*THE TASK*. Below are some records. Copy every line in them that holds "Engine".

▶

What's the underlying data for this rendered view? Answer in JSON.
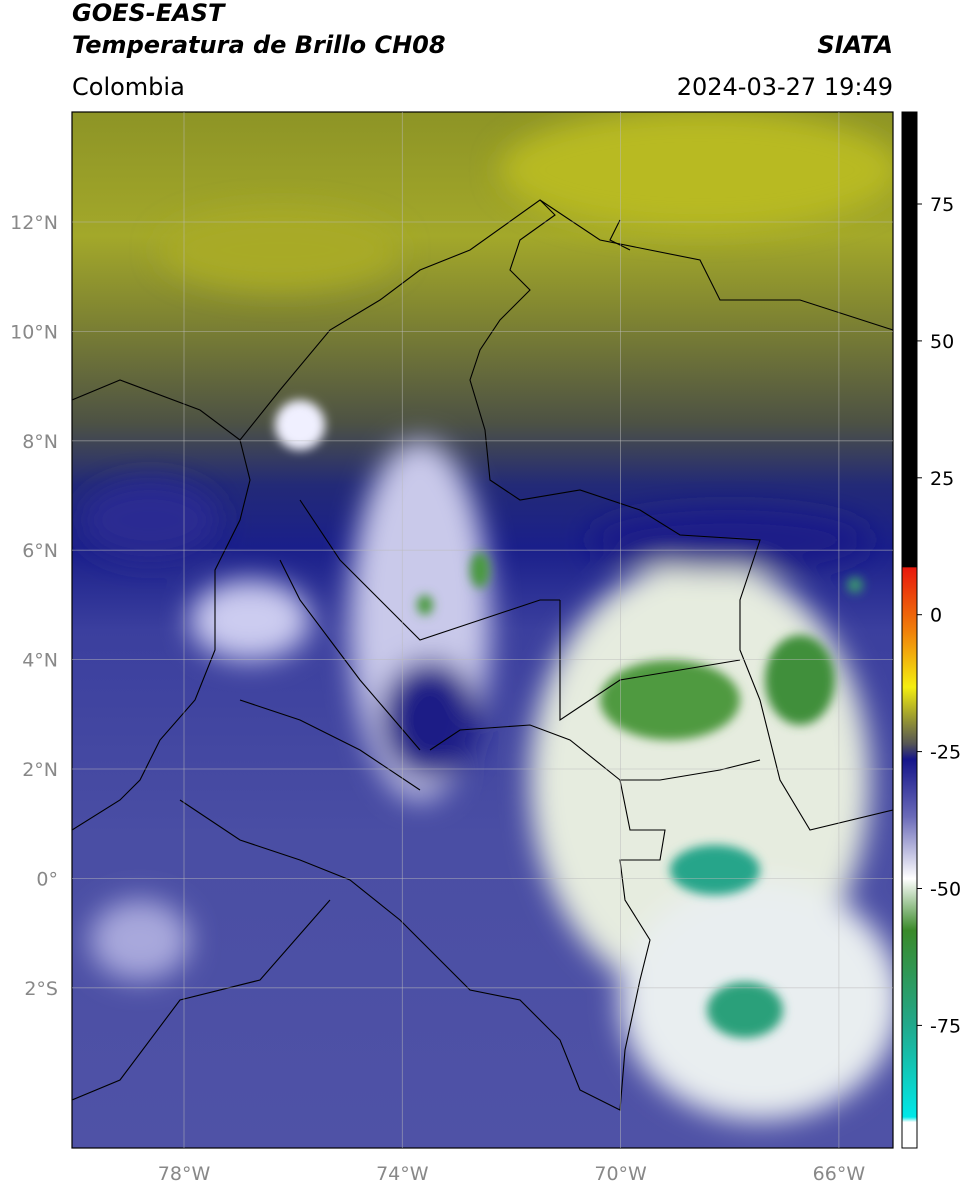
{
  "header": {
    "title_line1": "GOES-EAST",
    "title_line2": "Temperatura de Brillo CH08",
    "region": "Colombia",
    "source": "SIATA",
    "timestamp": "2024-03-27 19:49"
  },
  "map": {
    "lat_ticks": [
      "12°N",
      "10°N",
      "8°N",
      "6°N",
      "4°N",
      "2°N",
      "0°",
      "2°S"
    ],
    "lon_ticks": [
      "78°W",
      "74°W",
      "70°W",
      "66°W"
    ]
  },
  "colorbar": {
    "ticks": [
      75,
      50,
      25,
      0,
      -25,
      -50,
      -75
    ]
  }
}
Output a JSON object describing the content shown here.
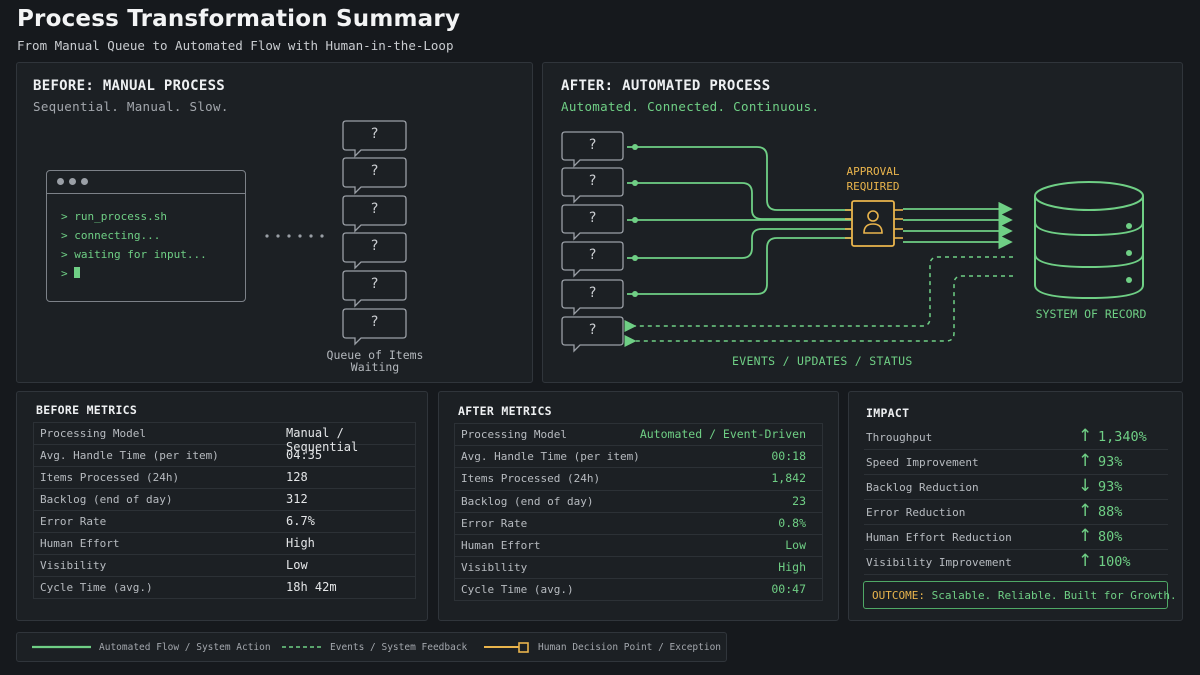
{
  "header": {
    "title": "Process Transformation Summary",
    "subtitle": "From Manual Queue to Automated Flow with Human-in-the-Loop"
  },
  "before": {
    "heading": "BEFORE: MANUAL PROCESS",
    "tagline": "Sequential. Manual. Slow.",
    "terminal_lines": [
      "> run_process.sh",
      "> connecting...",
      "> waiting for input...",
      ">"
    ],
    "queue_marker": "?",
    "queue_label_line1": "Queue of Items",
    "queue_label_line2": "Waiting"
  },
  "after": {
    "heading": "AFTER: AUTOMATED PROCESS",
    "tagline": "Automated. Connected. Continuous.",
    "queue_marker": "?",
    "approval_line1": "APPROVAL",
    "approval_line2": "REQUIRED",
    "system_label": "SYSTEM OF RECORD",
    "events_label": "EVENTS / UPDATES / STATUS"
  },
  "before_metrics": {
    "title": "BEFORE METRICS",
    "rows": [
      {
        "label": "Processing Model",
        "value": "Manual / Sequential"
      },
      {
        "label": "Avg. Handle Time (per item)",
        "value": "04:35"
      },
      {
        "label": "Items Processed (24h)",
        "value": "128"
      },
      {
        "label": "Backlog (end of day)",
        "value": "312"
      },
      {
        "label": "Error Rate",
        "value": "6.7%"
      },
      {
        "label": "Human Effort",
        "value": "High"
      },
      {
        "label": "Visibility",
        "value": "Low"
      },
      {
        "label": "Cycle Time (avg.)",
        "value": "18h 42m"
      }
    ]
  },
  "after_metrics": {
    "title": "AFTER METRICS",
    "rows": [
      {
        "label": "Processing Model",
        "value": "Automated / Event-Driven"
      },
      {
        "label": "Avg. Handle Time (per item)",
        "value": "00:18"
      },
      {
        "label": "Items Processed (24h)",
        "value": "1,842"
      },
      {
        "label": "Backlog (end of day)",
        "value": "23"
      },
      {
        "label": "Error Rate",
        "value": "0.8%"
      },
      {
        "label": "Human Effort",
        "value": "Low"
      },
      {
        "label": "Visibllity",
        "value": "High"
      },
      {
        "label": "Cycle Time (avg.)",
        "value": "00:47"
      }
    ]
  },
  "impact": {
    "title": "IMPACT",
    "rows": [
      {
        "label": "Throughput",
        "arrow": "↑",
        "value": "1,340%"
      },
      {
        "label": "Speed Improvement",
        "arrow": "↑",
        "value": "93%"
      },
      {
        "label": "Backlog Reduction",
        "arrow": "↓",
        "value": "93%"
      },
      {
        "label": "Error Reduction",
        "arrow": "↑",
        "value": "88%"
      },
      {
        "label": "Human Effort Reduction",
        "arrow": "↑",
        "value": "80%"
      },
      {
        "label": "Visibility Improvement",
        "arrow": "↑",
        "value": "100%"
      }
    ],
    "outcome_label": "OUTCOME:",
    "outcome_text": "Scalable. Reliable. Built for Growth."
  },
  "legend": {
    "automated": "Automated Flow / System Action",
    "events": "Events / System Feedback",
    "human": "Human Decision Point / Exception"
  },
  "colors": {
    "accent_green": "#6fcf85",
    "approval_amber": "#e9b44c",
    "background": "#16191d",
    "panel": "#1c2024"
  }
}
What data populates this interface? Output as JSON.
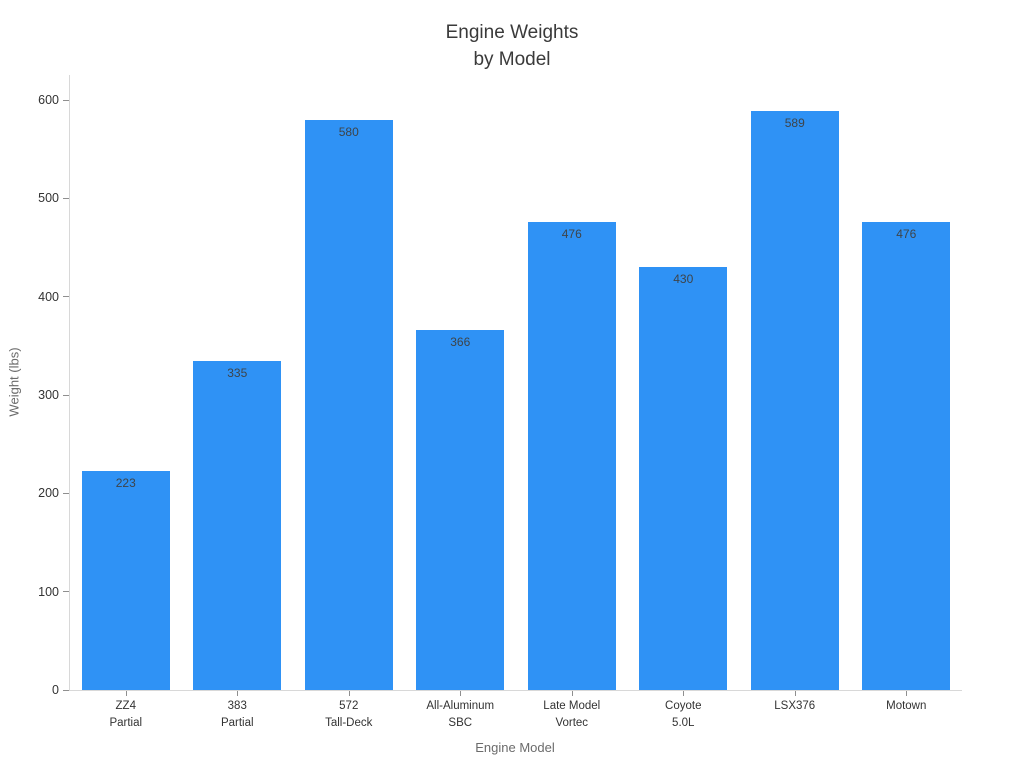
{
  "figure": {
    "title": "Engine Weights\nby Model"
  },
  "chart_data": {
    "type": "bar",
    "title": "Engine Weights\nby Model",
    "xlabel": "Engine Model",
    "ylabel": "Weight (lbs)",
    "categories": [
      "ZZ4\nPartial",
      "383\nPartial",
      "572\nTall-Deck",
      "All-Aluminum\nSBC",
      "Late Model\nVortec",
      "Coyote\n5.0L",
      "LSX376",
      "Motown"
    ],
    "values": [
      223,
      335,
      580,
      366,
      476,
      430,
      589,
      476
    ],
    "bar_value_labels": [
      "223",
      "335",
      "580",
      "366",
      "476",
      "430",
      "589",
      "476"
    ],
    "ylim": [
      0,
      600
    ],
    "yticks": [
      0,
      100,
      200,
      300,
      400,
      500,
      600
    ],
    "grid": false,
    "legend": false,
    "colors": {
      "bar": "#2f92f5",
      "value_label": "#3e4449",
      "tick_label": "#333333",
      "axis_title": "#6b6b6b",
      "title": "#3a3a3a",
      "axis_line": "#d8d8d8",
      "tick_mark": "#8f8f8f",
      "background": "#ffffff"
    }
  }
}
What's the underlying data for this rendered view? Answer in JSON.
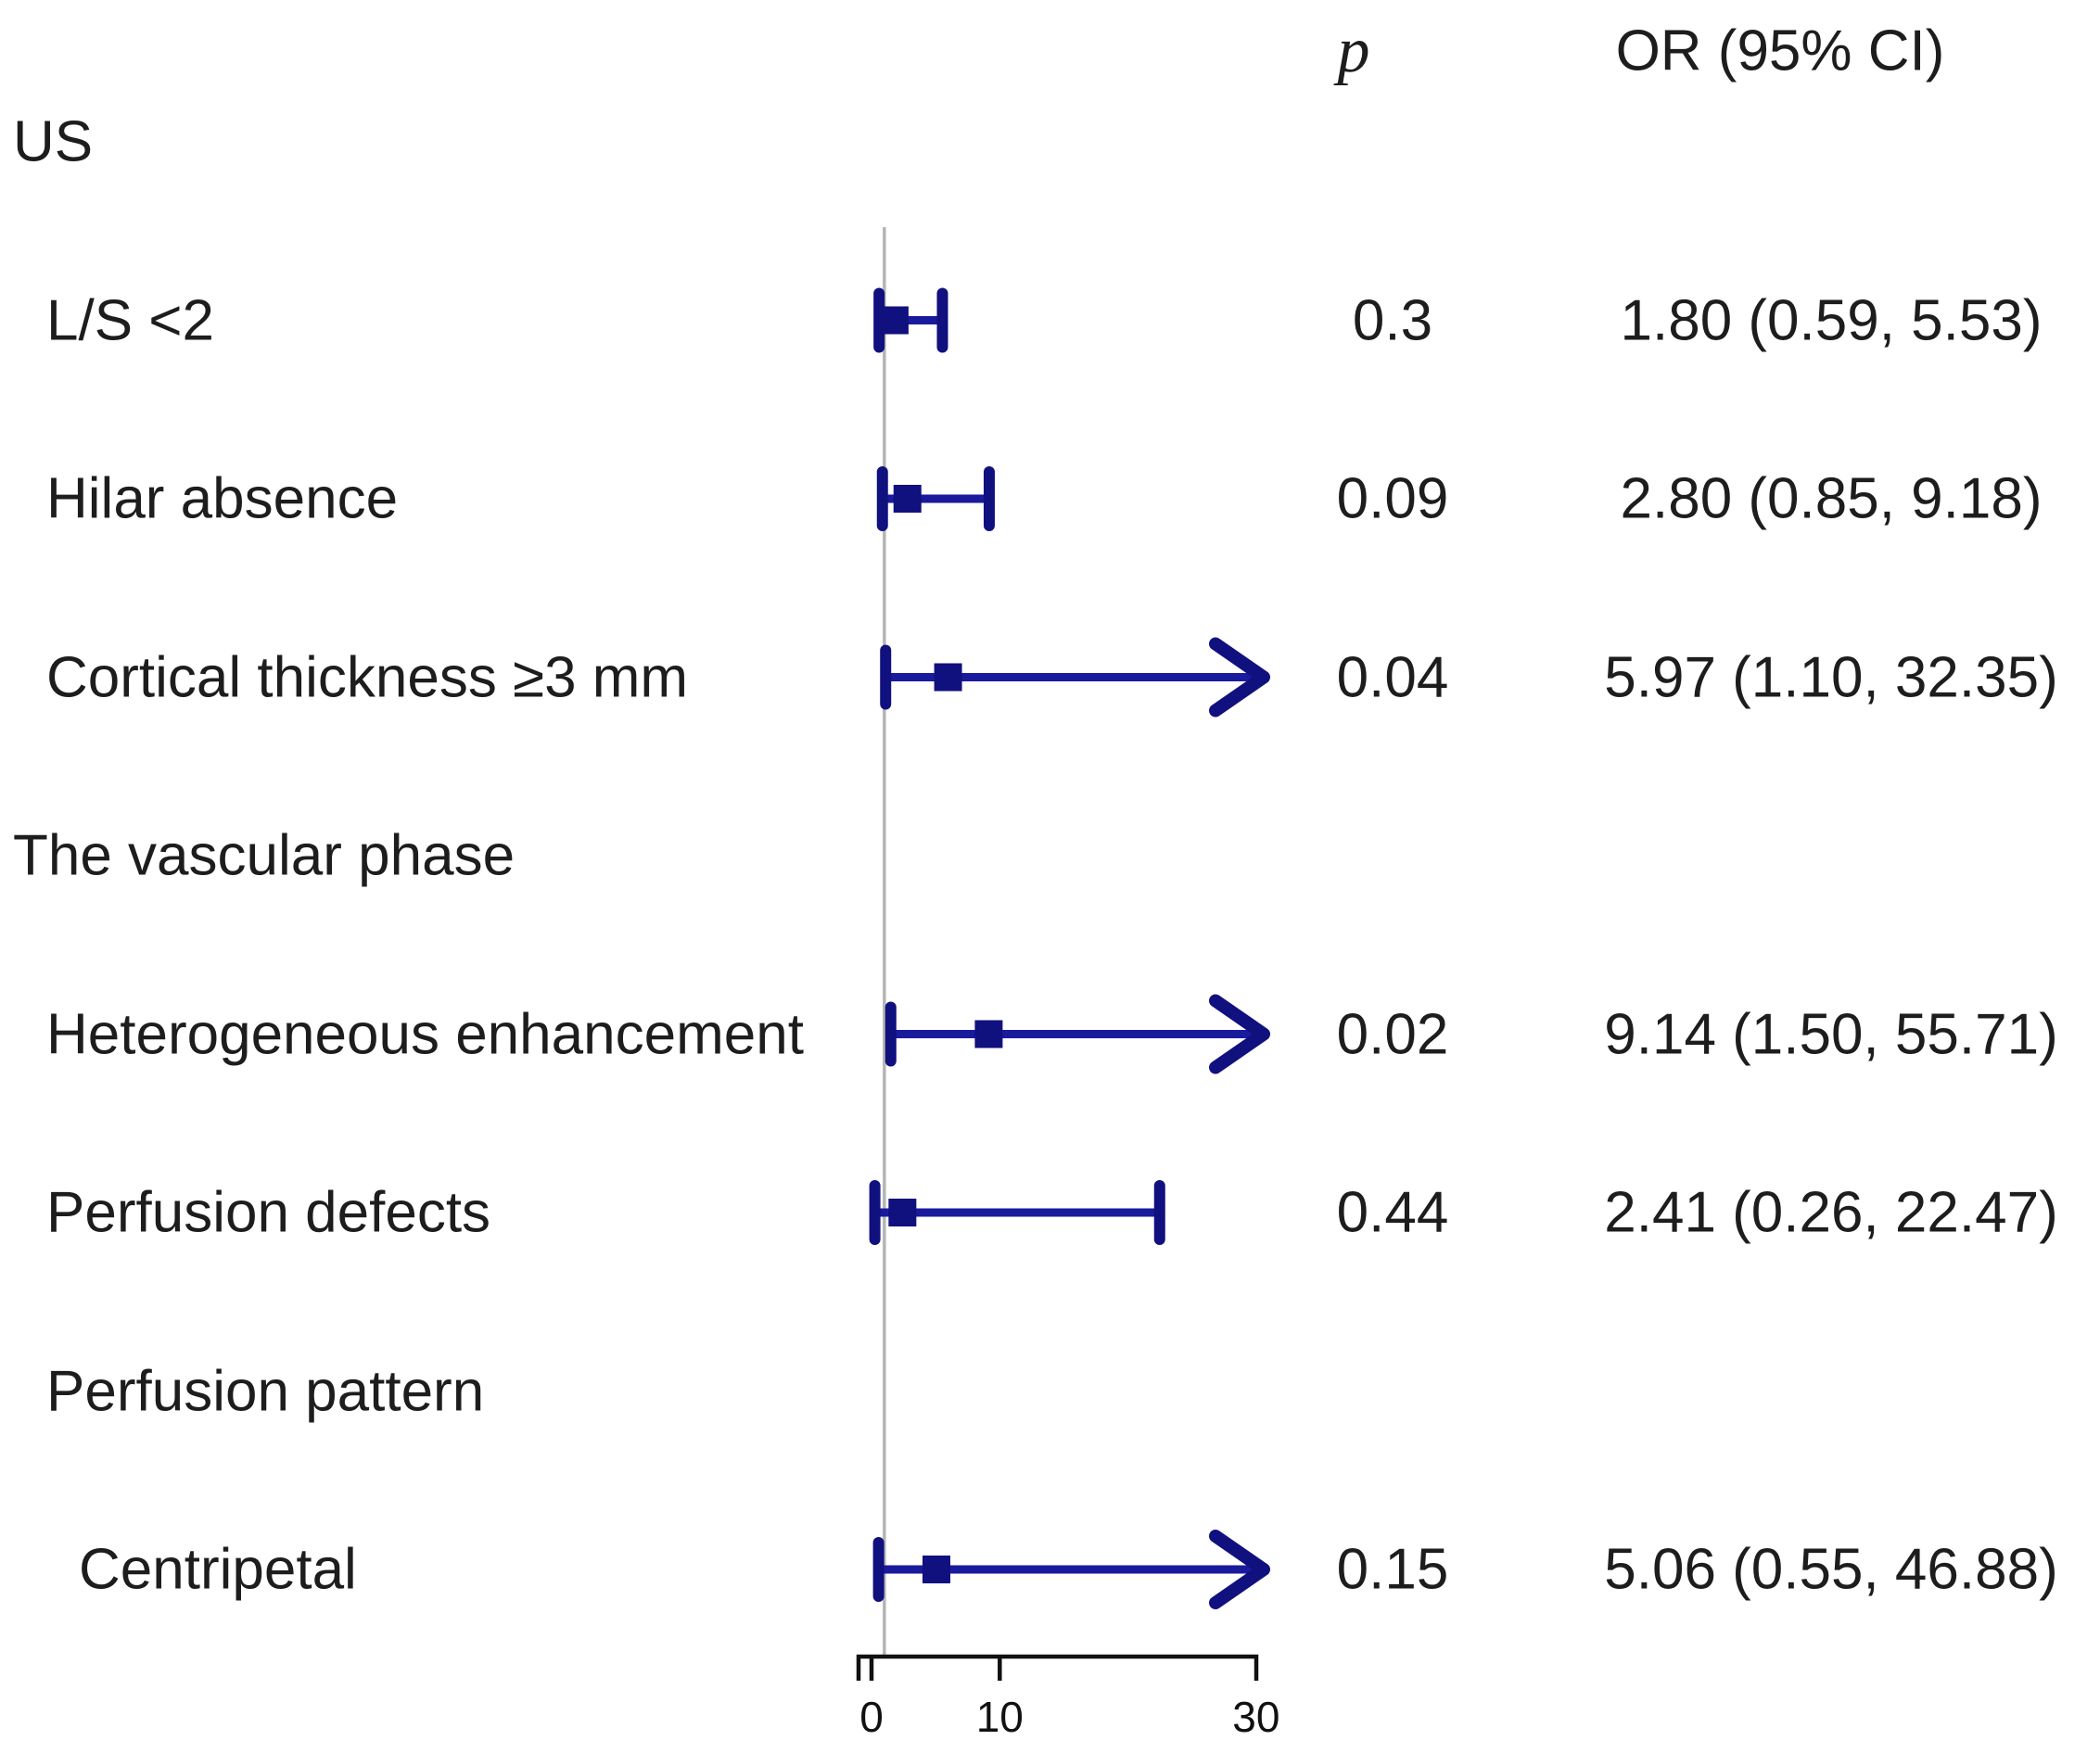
{
  "header": {
    "p_label": "p",
    "or_label": "OR (95% CI)"
  },
  "chart_data": {
    "type": "forest",
    "title": "",
    "xlabel": "",
    "axis": {
      "xlim": [
        0,
        30
      ],
      "ticks": [
        {
          "value": 0,
          "label": "0"
        },
        {
          "value": 10,
          "label": "10"
        },
        {
          "value": 30,
          "label": "30"
        }
      ],
      "reference_line_value": 1,
      "grid": false
    },
    "colors": {
      "marker_line": "#1a1a9c",
      "marker_dark": "#10107f",
      "reference_line": "#b5b5b5",
      "axis": "#111111",
      "text": "#1d1d1d"
    },
    "items": [
      {
        "type": "section",
        "label": "US",
        "indent": 0
      },
      {
        "type": "row",
        "label": "L/S <2",
        "indent": 1,
        "p": "0.3",
        "or_text": "1.80 (0.59, 5.53)",
        "or": 1.8,
        "ci_low": 0.59,
        "ci_high": 5.53,
        "arrow": false
      },
      {
        "type": "row",
        "label": "Hilar absence",
        "indent": 1,
        "p": "0.09",
        "or_text": "2.80 (0.85, 9.18)",
        "or": 2.8,
        "ci_low": 0.85,
        "ci_high": 9.18,
        "arrow": false
      },
      {
        "type": "row",
        "label": "Cortical thickness ≥3 mm",
        "indent": 1,
        "p": "0.04",
        "or_text": "5.97 (1.10, 32.35)",
        "or": 5.97,
        "ci_low": 1.1,
        "ci_high": 32.35,
        "arrow": true
      },
      {
        "type": "section",
        "label": "The vascular phase",
        "indent": 0
      },
      {
        "type": "row",
        "label": "Heterogeneous enhancement",
        "indent": 1,
        "p": "0.02",
        "or_text": "9.14 (1.50, 55.71)",
        "or": 9.14,
        "ci_low": 1.5,
        "ci_high": 55.71,
        "arrow": true
      },
      {
        "type": "row",
        "label": "Perfusion defects",
        "indent": 1,
        "p": "0.44",
        "or_text": "2.41 (0.26, 22.47)",
        "or": 2.41,
        "ci_low": 0.26,
        "ci_high": 22.47,
        "arrow": false
      },
      {
        "type": "section",
        "label": "Perfusion pattern",
        "indent": 1
      },
      {
        "type": "row",
        "label": "Centripetal",
        "indent": 2,
        "p": "0.15",
        "or_text": "5.06 (0.55, 46.88)",
        "or": 5.06,
        "ci_low": 0.55,
        "ci_high": 46.88,
        "arrow": true
      }
    ]
  }
}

◀

*TASK RESULT*.
    "title": "Engine Weights\nby Model"
    "title": "Engine Weights\nby Model",
    "xlabel": "Engine Model",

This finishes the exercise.